■ EXERCISE DETAILS
In the entries below, find every line holding the string "console" and collect it.

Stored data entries
--------------------------------------------------
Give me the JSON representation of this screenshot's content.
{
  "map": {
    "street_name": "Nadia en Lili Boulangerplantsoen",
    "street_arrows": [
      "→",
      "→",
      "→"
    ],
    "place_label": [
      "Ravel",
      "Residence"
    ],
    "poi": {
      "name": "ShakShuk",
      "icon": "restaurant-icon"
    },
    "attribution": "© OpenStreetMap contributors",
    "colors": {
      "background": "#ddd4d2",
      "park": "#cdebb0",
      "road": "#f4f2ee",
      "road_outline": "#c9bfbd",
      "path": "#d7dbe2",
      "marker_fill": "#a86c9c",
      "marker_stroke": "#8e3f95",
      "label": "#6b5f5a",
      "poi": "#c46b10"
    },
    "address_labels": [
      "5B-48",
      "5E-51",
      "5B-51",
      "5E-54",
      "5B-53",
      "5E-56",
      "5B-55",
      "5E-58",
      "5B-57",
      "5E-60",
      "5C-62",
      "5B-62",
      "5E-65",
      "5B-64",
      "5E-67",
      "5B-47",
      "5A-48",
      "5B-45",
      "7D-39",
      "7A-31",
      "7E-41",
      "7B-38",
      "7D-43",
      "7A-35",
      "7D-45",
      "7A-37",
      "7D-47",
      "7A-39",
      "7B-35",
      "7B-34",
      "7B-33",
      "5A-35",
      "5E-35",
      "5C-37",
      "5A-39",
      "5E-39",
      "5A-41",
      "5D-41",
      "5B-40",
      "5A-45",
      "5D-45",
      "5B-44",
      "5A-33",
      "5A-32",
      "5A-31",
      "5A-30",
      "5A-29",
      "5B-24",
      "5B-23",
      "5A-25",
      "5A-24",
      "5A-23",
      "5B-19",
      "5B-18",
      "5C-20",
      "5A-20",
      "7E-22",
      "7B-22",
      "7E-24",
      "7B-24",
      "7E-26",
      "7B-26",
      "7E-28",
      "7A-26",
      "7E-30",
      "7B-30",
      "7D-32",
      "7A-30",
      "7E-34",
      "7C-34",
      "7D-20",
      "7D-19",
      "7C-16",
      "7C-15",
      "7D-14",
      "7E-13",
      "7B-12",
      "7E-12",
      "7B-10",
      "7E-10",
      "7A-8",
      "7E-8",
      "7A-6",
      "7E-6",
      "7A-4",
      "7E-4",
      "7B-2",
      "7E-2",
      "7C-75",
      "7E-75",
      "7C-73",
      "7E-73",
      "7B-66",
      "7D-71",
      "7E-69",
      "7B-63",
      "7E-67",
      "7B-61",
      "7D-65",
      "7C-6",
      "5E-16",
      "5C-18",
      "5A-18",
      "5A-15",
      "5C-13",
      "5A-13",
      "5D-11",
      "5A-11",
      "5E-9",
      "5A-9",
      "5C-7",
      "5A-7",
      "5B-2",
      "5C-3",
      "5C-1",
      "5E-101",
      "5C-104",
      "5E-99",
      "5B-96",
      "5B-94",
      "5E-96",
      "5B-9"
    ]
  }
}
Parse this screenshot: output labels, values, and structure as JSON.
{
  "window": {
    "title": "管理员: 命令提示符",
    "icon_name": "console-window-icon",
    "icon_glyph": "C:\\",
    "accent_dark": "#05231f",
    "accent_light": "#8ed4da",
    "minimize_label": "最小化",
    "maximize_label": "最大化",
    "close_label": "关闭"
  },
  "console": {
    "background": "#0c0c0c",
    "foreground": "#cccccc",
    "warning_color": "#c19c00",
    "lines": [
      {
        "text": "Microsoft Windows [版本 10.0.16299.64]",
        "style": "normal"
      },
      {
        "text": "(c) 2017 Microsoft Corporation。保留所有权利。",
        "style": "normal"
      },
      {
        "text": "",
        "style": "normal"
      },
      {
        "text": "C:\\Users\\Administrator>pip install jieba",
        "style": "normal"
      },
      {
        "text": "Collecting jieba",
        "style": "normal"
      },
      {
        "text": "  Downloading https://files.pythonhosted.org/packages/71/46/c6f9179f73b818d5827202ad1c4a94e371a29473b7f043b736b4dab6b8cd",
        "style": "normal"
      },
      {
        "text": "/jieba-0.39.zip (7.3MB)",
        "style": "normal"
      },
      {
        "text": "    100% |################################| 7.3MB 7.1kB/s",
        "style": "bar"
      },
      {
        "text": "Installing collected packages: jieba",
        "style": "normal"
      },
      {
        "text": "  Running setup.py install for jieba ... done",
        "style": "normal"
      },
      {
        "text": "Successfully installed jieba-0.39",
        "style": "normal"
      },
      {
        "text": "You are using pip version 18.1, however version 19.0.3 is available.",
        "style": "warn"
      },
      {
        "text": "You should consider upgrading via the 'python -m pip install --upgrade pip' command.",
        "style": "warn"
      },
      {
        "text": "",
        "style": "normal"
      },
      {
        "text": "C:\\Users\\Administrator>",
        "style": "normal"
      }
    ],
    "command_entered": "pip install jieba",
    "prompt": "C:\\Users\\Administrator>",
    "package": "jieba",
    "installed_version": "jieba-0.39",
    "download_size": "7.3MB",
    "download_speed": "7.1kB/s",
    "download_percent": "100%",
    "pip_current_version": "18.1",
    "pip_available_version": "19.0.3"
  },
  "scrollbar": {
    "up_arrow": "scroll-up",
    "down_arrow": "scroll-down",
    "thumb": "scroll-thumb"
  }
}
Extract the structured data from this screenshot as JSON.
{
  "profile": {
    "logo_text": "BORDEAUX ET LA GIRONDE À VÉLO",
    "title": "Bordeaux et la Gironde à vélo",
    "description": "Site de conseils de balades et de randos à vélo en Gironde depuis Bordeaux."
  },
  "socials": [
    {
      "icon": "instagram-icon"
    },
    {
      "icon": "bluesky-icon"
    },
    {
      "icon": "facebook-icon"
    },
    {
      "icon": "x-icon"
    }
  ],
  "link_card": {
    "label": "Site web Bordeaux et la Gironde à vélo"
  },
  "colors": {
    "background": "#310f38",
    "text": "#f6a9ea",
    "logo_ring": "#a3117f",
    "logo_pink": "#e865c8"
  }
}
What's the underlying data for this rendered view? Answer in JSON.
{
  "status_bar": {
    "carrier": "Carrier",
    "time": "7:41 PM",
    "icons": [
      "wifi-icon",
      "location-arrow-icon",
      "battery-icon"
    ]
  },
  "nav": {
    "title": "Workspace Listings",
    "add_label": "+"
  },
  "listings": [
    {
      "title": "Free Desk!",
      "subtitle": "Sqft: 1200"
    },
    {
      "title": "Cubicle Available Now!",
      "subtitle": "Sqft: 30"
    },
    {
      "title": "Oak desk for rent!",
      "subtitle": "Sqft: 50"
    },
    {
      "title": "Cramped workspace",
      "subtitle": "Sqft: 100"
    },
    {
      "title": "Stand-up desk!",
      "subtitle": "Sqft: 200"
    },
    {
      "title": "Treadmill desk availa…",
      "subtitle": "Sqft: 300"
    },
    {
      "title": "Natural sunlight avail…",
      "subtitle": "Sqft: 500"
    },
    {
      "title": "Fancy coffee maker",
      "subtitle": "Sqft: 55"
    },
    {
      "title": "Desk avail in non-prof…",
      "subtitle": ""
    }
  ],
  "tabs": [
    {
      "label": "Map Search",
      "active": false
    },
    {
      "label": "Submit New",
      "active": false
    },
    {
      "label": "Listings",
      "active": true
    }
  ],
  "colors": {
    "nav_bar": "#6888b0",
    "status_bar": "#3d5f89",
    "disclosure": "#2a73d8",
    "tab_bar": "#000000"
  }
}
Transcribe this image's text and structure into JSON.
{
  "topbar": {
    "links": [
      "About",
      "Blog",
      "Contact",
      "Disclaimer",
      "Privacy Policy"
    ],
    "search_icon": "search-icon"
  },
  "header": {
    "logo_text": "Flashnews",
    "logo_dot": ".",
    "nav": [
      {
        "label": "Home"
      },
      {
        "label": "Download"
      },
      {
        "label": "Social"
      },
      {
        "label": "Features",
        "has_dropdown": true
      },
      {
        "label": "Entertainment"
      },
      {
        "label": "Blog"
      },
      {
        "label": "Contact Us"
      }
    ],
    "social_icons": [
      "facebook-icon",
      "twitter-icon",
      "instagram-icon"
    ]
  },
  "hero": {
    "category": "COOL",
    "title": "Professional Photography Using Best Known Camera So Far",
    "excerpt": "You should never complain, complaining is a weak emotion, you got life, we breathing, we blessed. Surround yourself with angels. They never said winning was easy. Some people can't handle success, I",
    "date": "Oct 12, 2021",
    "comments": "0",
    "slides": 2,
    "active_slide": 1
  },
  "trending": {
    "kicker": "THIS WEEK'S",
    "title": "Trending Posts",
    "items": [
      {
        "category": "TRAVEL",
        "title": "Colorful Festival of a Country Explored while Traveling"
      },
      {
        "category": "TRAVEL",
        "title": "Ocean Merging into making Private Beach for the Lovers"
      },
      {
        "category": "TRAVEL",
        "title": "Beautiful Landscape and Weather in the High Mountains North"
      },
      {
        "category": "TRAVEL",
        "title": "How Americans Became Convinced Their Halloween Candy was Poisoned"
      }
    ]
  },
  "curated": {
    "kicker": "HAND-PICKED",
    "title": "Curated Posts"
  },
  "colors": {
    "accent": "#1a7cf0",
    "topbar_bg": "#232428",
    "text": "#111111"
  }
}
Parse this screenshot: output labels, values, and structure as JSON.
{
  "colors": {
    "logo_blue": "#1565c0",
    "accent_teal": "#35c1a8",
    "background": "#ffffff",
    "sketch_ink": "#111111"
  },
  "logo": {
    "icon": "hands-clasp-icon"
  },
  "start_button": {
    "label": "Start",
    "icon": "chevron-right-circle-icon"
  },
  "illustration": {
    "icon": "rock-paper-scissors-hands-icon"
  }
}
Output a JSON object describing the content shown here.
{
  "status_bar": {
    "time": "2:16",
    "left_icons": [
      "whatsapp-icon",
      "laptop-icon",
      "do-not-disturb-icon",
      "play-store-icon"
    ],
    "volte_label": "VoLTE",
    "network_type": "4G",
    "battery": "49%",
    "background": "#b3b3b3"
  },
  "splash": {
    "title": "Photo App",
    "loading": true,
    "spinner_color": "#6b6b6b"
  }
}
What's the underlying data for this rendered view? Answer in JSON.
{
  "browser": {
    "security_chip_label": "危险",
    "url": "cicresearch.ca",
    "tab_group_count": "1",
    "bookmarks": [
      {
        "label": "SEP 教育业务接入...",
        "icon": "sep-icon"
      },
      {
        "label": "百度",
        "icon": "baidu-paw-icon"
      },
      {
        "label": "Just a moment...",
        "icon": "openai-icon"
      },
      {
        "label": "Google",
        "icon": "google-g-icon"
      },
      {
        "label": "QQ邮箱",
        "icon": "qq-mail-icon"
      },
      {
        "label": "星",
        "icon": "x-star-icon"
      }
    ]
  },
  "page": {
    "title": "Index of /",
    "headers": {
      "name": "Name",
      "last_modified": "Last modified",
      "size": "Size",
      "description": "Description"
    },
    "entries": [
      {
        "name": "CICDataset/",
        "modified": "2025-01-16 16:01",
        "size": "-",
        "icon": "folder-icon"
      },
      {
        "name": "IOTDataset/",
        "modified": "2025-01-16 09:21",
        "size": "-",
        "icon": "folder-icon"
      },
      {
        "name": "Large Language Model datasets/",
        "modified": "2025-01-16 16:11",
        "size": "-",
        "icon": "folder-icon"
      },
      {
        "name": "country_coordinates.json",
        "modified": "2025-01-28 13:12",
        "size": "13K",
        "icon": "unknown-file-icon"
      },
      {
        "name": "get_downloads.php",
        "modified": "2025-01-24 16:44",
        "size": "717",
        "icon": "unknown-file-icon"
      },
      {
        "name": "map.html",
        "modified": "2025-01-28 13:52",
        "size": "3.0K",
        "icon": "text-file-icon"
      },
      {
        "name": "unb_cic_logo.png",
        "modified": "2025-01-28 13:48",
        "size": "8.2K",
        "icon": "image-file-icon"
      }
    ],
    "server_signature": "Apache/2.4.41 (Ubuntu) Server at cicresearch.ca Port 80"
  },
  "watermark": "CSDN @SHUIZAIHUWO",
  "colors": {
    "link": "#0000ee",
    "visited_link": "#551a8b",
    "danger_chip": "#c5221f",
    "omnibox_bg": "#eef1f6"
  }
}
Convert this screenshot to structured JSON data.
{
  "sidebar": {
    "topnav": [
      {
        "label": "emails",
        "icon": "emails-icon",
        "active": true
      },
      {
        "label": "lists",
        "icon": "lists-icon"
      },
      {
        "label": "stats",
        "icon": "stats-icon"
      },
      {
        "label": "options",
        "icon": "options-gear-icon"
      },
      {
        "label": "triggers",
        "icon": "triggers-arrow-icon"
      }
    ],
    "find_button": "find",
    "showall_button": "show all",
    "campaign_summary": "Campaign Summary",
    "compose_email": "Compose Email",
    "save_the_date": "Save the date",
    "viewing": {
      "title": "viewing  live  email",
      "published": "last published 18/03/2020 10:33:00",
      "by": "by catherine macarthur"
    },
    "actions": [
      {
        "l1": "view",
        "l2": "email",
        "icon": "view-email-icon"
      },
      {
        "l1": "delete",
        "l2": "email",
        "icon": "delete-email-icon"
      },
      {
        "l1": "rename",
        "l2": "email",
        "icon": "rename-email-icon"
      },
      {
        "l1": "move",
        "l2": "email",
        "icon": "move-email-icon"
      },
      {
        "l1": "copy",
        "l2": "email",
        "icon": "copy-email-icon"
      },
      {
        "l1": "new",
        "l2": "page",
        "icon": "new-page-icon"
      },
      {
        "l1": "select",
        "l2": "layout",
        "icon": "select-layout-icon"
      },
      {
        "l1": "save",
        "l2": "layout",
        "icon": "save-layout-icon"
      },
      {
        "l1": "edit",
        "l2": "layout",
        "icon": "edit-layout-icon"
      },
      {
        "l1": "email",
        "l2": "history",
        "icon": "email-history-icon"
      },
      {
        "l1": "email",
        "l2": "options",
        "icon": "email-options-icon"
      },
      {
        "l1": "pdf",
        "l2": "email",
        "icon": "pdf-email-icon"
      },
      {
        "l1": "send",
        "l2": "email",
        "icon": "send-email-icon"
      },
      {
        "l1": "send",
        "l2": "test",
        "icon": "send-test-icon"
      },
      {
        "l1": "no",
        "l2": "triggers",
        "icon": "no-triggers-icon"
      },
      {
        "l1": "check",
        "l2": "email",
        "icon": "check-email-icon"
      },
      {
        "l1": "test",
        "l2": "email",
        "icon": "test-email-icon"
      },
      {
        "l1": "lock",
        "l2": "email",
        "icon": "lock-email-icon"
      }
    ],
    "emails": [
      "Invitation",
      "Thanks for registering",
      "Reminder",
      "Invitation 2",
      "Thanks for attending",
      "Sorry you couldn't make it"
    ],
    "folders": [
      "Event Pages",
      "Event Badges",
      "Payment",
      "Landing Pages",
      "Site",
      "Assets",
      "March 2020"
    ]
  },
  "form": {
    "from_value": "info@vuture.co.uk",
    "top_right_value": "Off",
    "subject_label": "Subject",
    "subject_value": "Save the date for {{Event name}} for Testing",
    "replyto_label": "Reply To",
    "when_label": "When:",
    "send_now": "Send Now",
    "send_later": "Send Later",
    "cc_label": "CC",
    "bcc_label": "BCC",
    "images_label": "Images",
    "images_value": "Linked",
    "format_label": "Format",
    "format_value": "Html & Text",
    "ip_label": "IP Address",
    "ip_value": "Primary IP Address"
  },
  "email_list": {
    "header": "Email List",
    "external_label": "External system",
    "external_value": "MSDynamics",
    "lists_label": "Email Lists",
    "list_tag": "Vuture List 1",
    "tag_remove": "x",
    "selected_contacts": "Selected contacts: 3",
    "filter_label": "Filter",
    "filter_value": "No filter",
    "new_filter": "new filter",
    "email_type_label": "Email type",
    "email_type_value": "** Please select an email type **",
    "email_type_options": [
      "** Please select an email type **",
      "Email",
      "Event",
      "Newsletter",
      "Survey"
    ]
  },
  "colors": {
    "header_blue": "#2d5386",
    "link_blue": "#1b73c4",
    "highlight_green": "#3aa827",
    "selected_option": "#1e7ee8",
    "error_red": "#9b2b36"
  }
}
--------------------------------------------------
■ EXPECTED OUTPUT
    "icon_name": "console-window-icon",
  "console": {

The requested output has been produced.